= GIVEN EXERCISE =
What is the number of lines in the data that hold the string "Daseinsvorsorge"? Reply with that number only.

= Dataset records =
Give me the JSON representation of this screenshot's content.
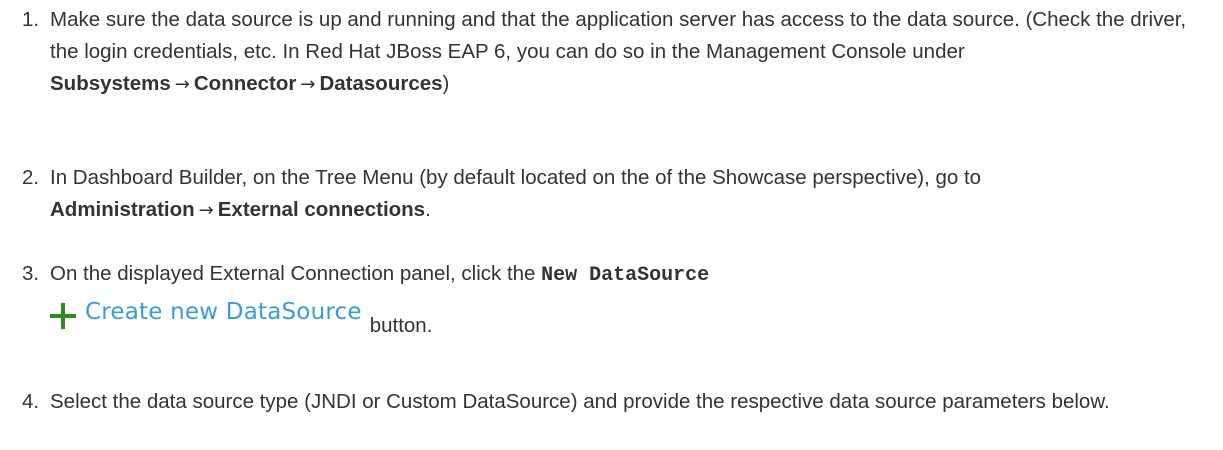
{
  "steps": [
    {
      "number": "1.",
      "text_a": "Make sure the data source is up and running and that the application server has access to the data source. (Check the driver, the login credentials, etc. In Red Hat JBoss EAP 6, you can do so in the Management Console under ",
      "bold_1": "Subsystems",
      "arrow_1": "→",
      "bold_2": "Connector",
      "arrow_2": "→",
      "bold_3": "Datasources",
      "text_b": ")"
    },
    {
      "number": "2.",
      "text_a": "In Dashboard Builder, on the Tree Menu (by default located on the of the Showcase perspective), go to ",
      "bold_1": "Administration",
      "arrow_1": "→",
      "bold_2": "External connections",
      "text_b": "."
    },
    {
      "number": "3.",
      "text_a": "On the displayed External Connection panel, click the ",
      "code_1": "New DataSource",
      "button_label": "Create new DataSource",
      "text_b": "button."
    },
    {
      "number": "4.",
      "text_a": "Select the data source type (JNDI or Custom DataSource) and provide the respective data source parameters below."
    }
  ],
  "icons": {
    "plus": "plus-icon"
  },
  "colors": {
    "plus_icon": "#2f8a21",
    "create_label": "#3b9bd9",
    "text": "#333333"
  }
}
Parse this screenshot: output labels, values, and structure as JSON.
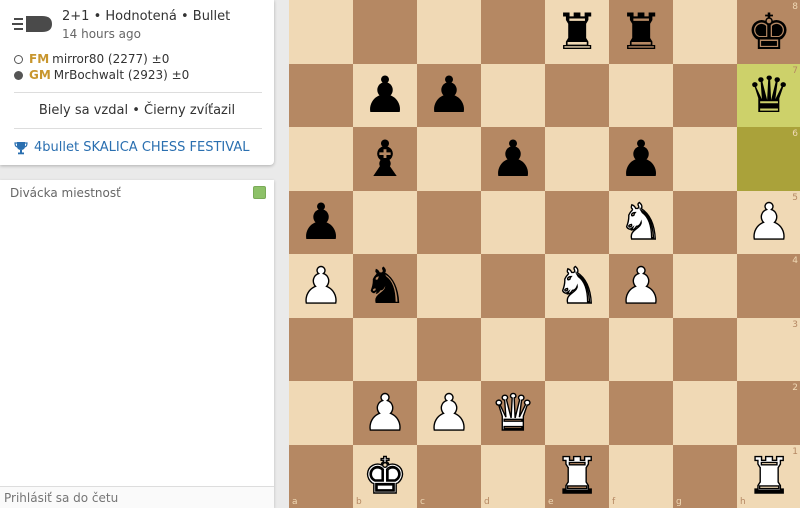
{
  "game": {
    "type": "2+1 • Hodnotená • Bullet",
    "time_ago": "14 hours ago",
    "white_player": {
      "title": "FM",
      "name": "mirror80 (2277) ±0"
    },
    "black_player": {
      "title": "GM",
      "name": "MrBochwalt (2923) ±0"
    },
    "result": "Biely sa vzdal • Čierny zvíťazil",
    "tournament": "4bullet SKALICA CHESS FESTIVAL"
  },
  "chat": {
    "title": "Divácka miestnosť",
    "placeholder": "Prihlásiť sa do četu"
  },
  "board": {
    "ranks": [
      "8",
      "7",
      "6",
      "5",
      "4",
      "3",
      "2",
      "1"
    ],
    "files": [
      "a",
      "b",
      "c",
      "d",
      "e",
      "f",
      "g",
      "h"
    ],
    "highlighted": [
      "h7",
      "h6"
    ],
    "pieces": {
      "e8": "bR",
      "f8": "bR",
      "h8": "bK",
      "b7": "bP",
      "c7": "bP",
      "h7": "bQ",
      "b6": "bB",
      "d6": "bP",
      "f6": "bP",
      "a5": "bP",
      "f5": "wN",
      "h5": "wP",
      "a4": "wP",
      "b4": "bN",
      "e4": "wN",
      "f4": "wP",
      "b2": "wP",
      "c2": "wP",
      "d2": "wQ",
      "b1": "wK",
      "e1": "wR",
      "h1": "wR"
    }
  }
}
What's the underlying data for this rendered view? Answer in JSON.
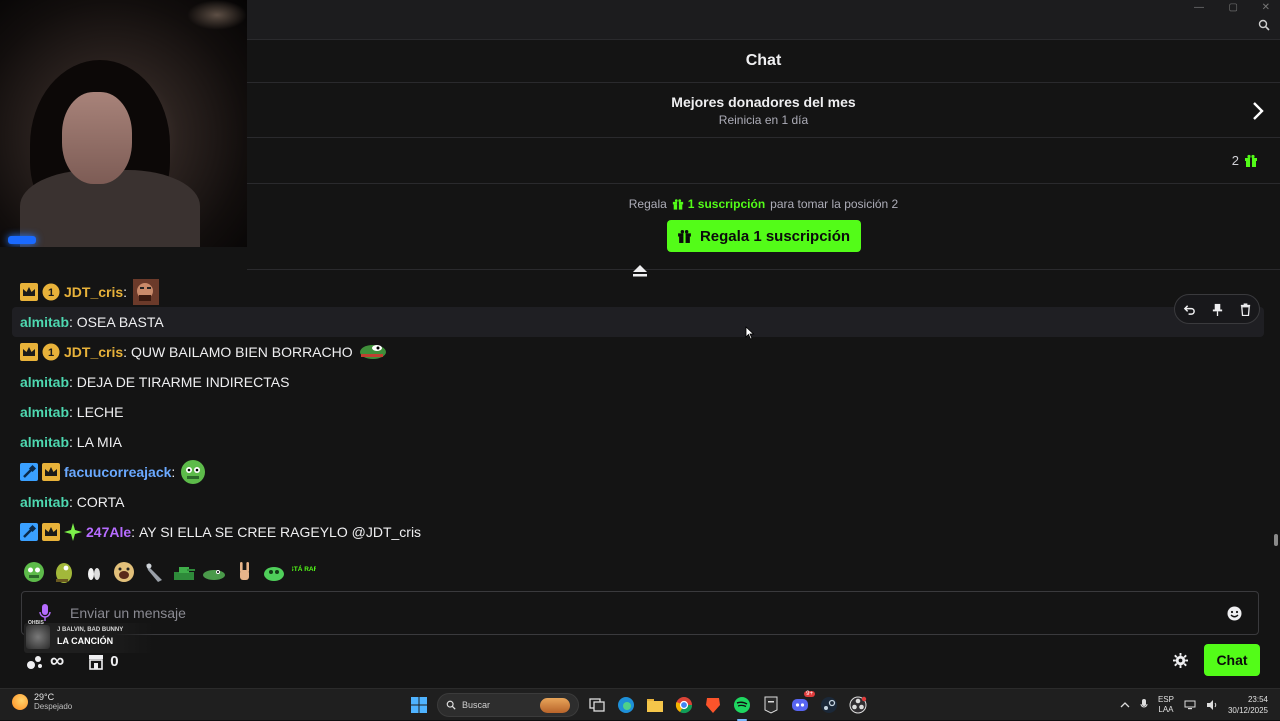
{
  "window": {
    "minimize": "—",
    "maximize": "▢",
    "close": "✕"
  },
  "chat": {
    "title": "Chat"
  },
  "donors": {
    "title": "Mejores donadores del mes",
    "subtitle": "Reinicia en 1 día"
  },
  "rank": {
    "position": "2"
  },
  "promo": {
    "prefix": "Regala",
    "highlight": "1 suscripción",
    "suffix": "para tomar la posición 2",
    "button": "Regala 1 suscripción"
  },
  "messages": [
    {
      "user": "JDT_cris",
      "badges": [
        "crown",
        "sub-1"
      ],
      "text": "",
      "emote": "meme-face"
    },
    {
      "user": "almitab",
      "badges": [],
      "text": "OSEA BASTA"
    },
    {
      "user": "JDT_cris",
      "badges": [
        "crown",
        "sub-1"
      ],
      "text": "QUW BAILAMO BIEN BORRACHO",
      "emote": "pepe-dance"
    },
    {
      "user": "almitab",
      "badges": [],
      "text": "DEJA DE TIRARME INDIRECTAS"
    },
    {
      "user": "almitab",
      "badges": [],
      "text": "LECHE"
    },
    {
      "user": "almitab",
      "badges": [],
      "text": "LA MIA"
    },
    {
      "user": "facuucorreajack",
      "badges": [
        "mod",
        "crown"
      ],
      "text": "",
      "emote": "pepe-green"
    },
    {
      "user": "almitab",
      "badges": [],
      "text": "CORTA"
    },
    {
      "user": "247Ale",
      "badges": [
        "mod",
        "crown",
        "sparkle"
      ],
      "text": "AY SI ELLA SE CREE RAGEYLO @JDT_cris"
    }
  ],
  "separator": ":",
  "sub_badge": "1",
  "emote_bar": [
    "pepe-green",
    "pepe-dance",
    "clap",
    "kekw",
    "bird",
    "tank",
    "croc",
    "rock-hand",
    "slime",
    "esta-rara"
  ],
  "emote_text": "ESTÁ RARA",
  "input": {
    "placeholder": "Enviar un mensaje"
  },
  "music": {
    "overlay": "OHBIS",
    "artist": "J BALVIN, BAD BUNNY",
    "song": "LA CANCIÓN"
  },
  "bottom": {
    "points": "∞",
    "store_count": "0",
    "chat_button": "Chat"
  },
  "taskbar": {
    "temp": "29°C",
    "weather": "Despejado",
    "search": "Buscar",
    "lang_top": "ESP",
    "lang_bottom": "LAA",
    "time": "23:54",
    "date": "30/12/2025",
    "discord_badge": "9+"
  },
  "colors": {
    "accent": "#53fc18",
    "gold": "#e8b23a",
    "teal": "#4ed8b0",
    "blue": "#6aa9ff",
    "purple": "#b66cff"
  }
}
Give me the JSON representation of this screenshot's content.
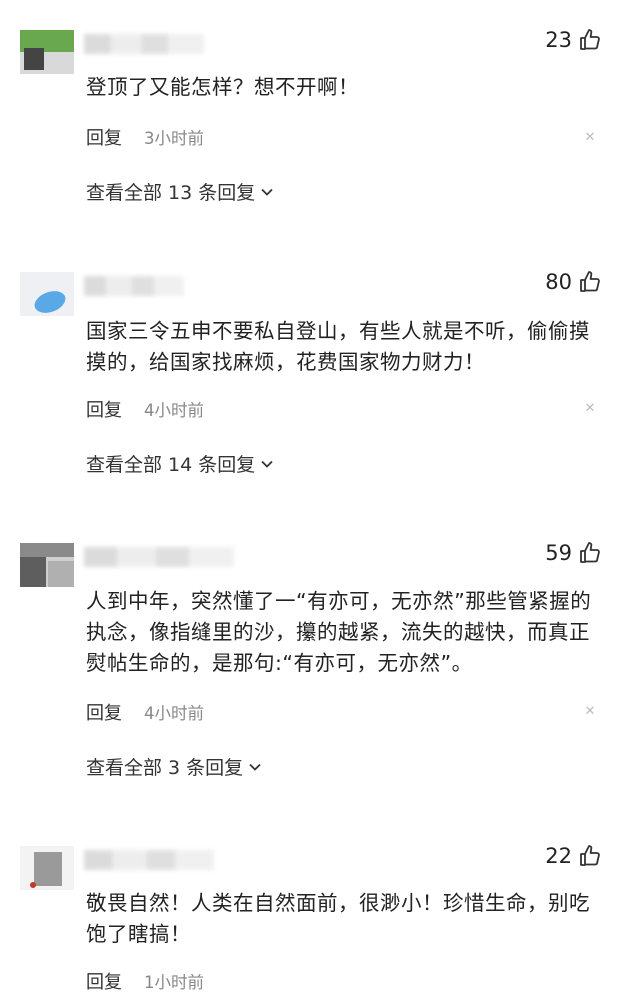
{
  "comments": [
    {
      "likes": "23",
      "text": "登顶了又能怎样？想不开啊！",
      "reply_label": "回复",
      "time": "3小时前",
      "view_all": "查看全部 13 条回复"
    },
    {
      "likes": "80",
      "text": "国家三令五申不要私自登山，有些人就是不听，偷偷摸摸的，给国家找麻烦，花费国家物力财力！",
      "reply_label": "回复",
      "time": "4小时前",
      "view_all": "查看全部 14 条回复"
    },
    {
      "likes": "59",
      "text": "人到中年，突然懂了一“有亦可，无亦然”那些管紧握的执念，像指缝里的沙，攥的越紧，流失的越快，而真正熨帖生命的，是那句:“有亦可，无亦然”。",
      "reply_label": "回复",
      "time": "4小时前",
      "view_all": "查看全部 3 条回复"
    },
    {
      "likes": "22",
      "text": "敬畏自然！人类在自然面前，很渺小！珍惜生命，别吃饱了瞎搞！",
      "reply_label": "回复",
      "time": "1小时前"
    }
  ],
  "icons": {
    "like": "thumbs-up-icon",
    "close": "close-icon",
    "expand": "chevron-down-icon"
  },
  "colors": {
    "text": "#222222",
    "meta": "#888888",
    "close": "#bbbbbb"
  }
}
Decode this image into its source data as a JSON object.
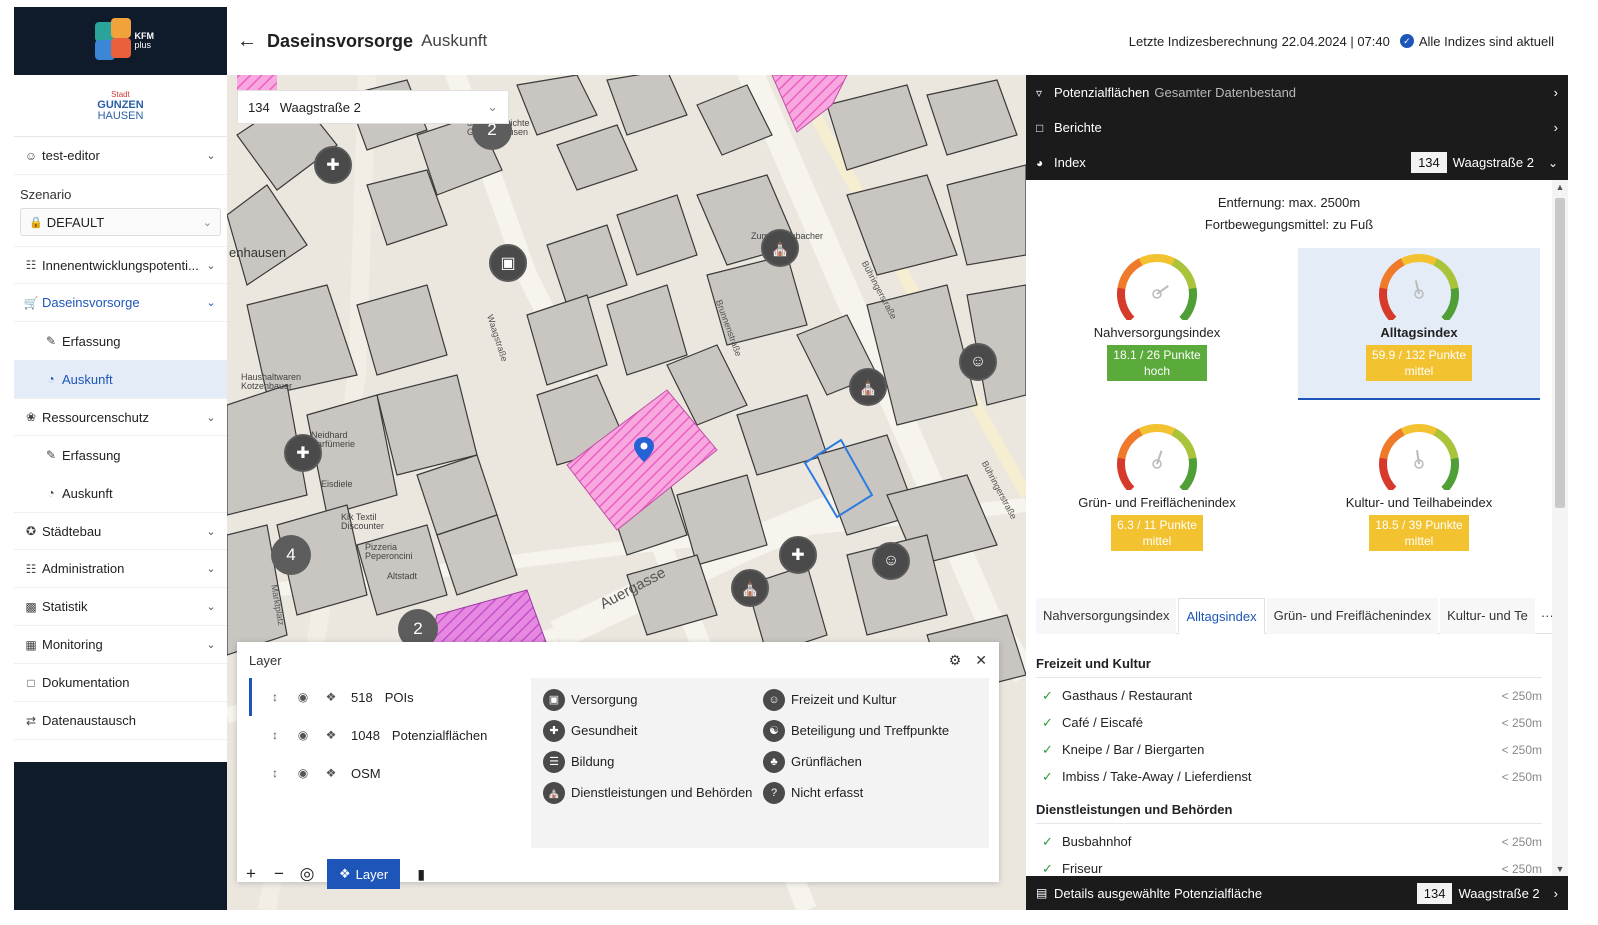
{
  "app": {
    "logo_text_1": "KFM",
    "logo_text_2": "plus",
    "city_small": "Stadt",
    "city_line1": "GUNZEN",
    "city_line2": "HAUSEN"
  },
  "sidebar": {
    "user": "test-editor",
    "scenario_label": "Szenario",
    "scenario_value": "DEFAULT",
    "items": [
      {
        "label": "Innenentwicklungspotenti..."
      },
      {
        "label": "Daseinsvorsorge"
      },
      {
        "label": "Erfassung"
      },
      {
        "label": "Auskunft"
      },
      {
        "label": "Ressourcenschutz"
      },
      {
        "label": "Erfassung"
      },
      {
        "label": "Auskunft"
      },
      {
        "label": "Städtebau"
      },
      {
        "label": "Administration"
      },
      {
        "label": "Statistik"
      },
      {
        "label": "Monitoring"
      },
      {
        "label": "Dokumentation"
      },
      {
        "label": "Datenaustausch"
      }
    ]
  },
  "header": {
    "title": "Daseinsvorsorge",
    "subtitle": "Auskunft",
    "last_calc_label": "Letzte Indizesberechnung",
    "last_calc_value": "22.04.2024 | 07:40",
    "status": "Alle Indizes sind aktuell"
  },
  "map": {
    "search_number": "134",
    "search_name": "Waagstraße 2",
    "labels": {
      "enhausen": "enhausen",
      "haushalt": "Haushaltwaren Kotzenbauer",
      "neidhard": "Neidhard Parfümerie",
      "eisdiele": "Eisdiele",
      "kik": "Kik Textil Discounter",
      "pizzeria": "Pizzeria Peperoncini",
      "altstadt": "Altstadt",
      "zum": "Zum Hafenbacher",
      "geschichte": "und Geschichte Gunzenhausen",
      "waagstr": "Waagstraße",
      "brunnenstr": "Brunnenstraße",
      "buehringer": "Bühringerstraße",
      "buehringer2": "Bühringerstraße",
      "auergasse": "Auergasse",
      "marktplatz": "Marktplatz"
    },
    "clusters": [
      "2",
      "4",
      "2"
    ]
  },
  "layer_panel": {
    "title": "Layer",
    "layers": [
      {
        "count": "518",
        "name": "POIs"
      },
      {
        "count": "1048",
        "name": "Potenzialflächen"
      },
      {
        "count": "",
        "name": "OSM"
      }
    ],
    "legend": [
      {
        "label": "Versorgung",
        "icon": "basket-icon"
      },
      {
        "label": "Freizeit und Kultur",
        "icon": "theater-icon"
      },
      {
        "label": "Gesundheit",
        "icon": "medical-icon"
      },
      {
        "label": "Beteiligung und Treffpunkte",
        "icon": "people-icon"
      },
      {
        "label": "Bildung",
        "icon": "education-icon"
      },
      {
        "label": "Grünflächen",
        "icon": "tree-icon"
      },
      {
        "label": "Dienstleistungen und Behörden",
        "icon": "building-icon"
      },
      {
        "label": "Nicht erfasst",
        "icon": "question-icon"
      }
    ],
    "layer_button": "Layer"
  },
  "right_panel": {
    "bar1_title": "Potenzialflächen",
    "bar1_sub": "Gesamter Datenbestand",
    "bar2_title": "Berichte",
    "bar3_title": "Index",
    "bar3_num": "134",
    "bar3_name": "Waagstraße 2",
    "distance": "Entfernung: max. 2500m",
    "transport": "Fortbewegungsmittel: zu Fuß",
    "gauges": [
      {
        "name": "Nahversorgungsindex",
        "points": "18.1 / 26 Punkte",
        "level": "hoch",
        "value": 0.7,
        "color": "#5aaa3c"
      },
      {
        "name": "Alltagsindex",
        "points": "59.9 / 132 Punkte",
        "level": "mittel",
        "value": 0.45,
        "color": "#f2c230"
      },
      {
        "name": "Grün- und Freiflächenindex",
        "points": "6.3 / 11 Punkte",
        "level": "mittel",
        "value": 0.57,
        "color": "#f2c230"
      },
      {
        "name": "Kultur- und Teilhabeindex",
        "points": "18.5 / 39 Punkte",
        "level": "mittel",
        "value": 0.47,
        "color": "#f2c230"
      }
    ],
    "tabs": [
      "Nahversorgungsindex",
      "Alltagsindex",
      "Grün- und Freiflächenindex",
      "Kultur- und Te",
      "···"
    ],
    "categories": [
      {
        "title": "Freizeit und Kultur",
        "items": [
          {
            "name": "Gasthaus / Restaurant",
            "dist": "< 250m"
          },
          {
            "name": "Café / Eiscafé",
            "dist": "< 250m"
          },
          {
            "name": "Kneipe / Bar / Biergarten",
            "dist": "< 250m"
          },
          {
            "name": "Imbiss / Take-Away / Lieferdienst",
            "dist": "< 250m"
          }
        ]
      },
      {
        "title": "Dienstleistungen und Behörden",
        "items": [
          {
            "name": "Busbahnhof",
            "dist": "< 250m"
          },
          {
            "name": "Friseur",
            "dist": "< 250m"
          }
        ]
      }
    ],
    "footer_title": "Details ausgewählte Potenzialfläche",
    "footer_num": "134",
    "footer_name": "Waagstraße 2"
  },
  "colors": {
    "accent": "#1d56b8",
    "dark": "#1b1b1b",
    "navy": "#0f1a2b",
    "highlight": "#f06ec8"
  }
}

= PROBLEM SOLUTION =
2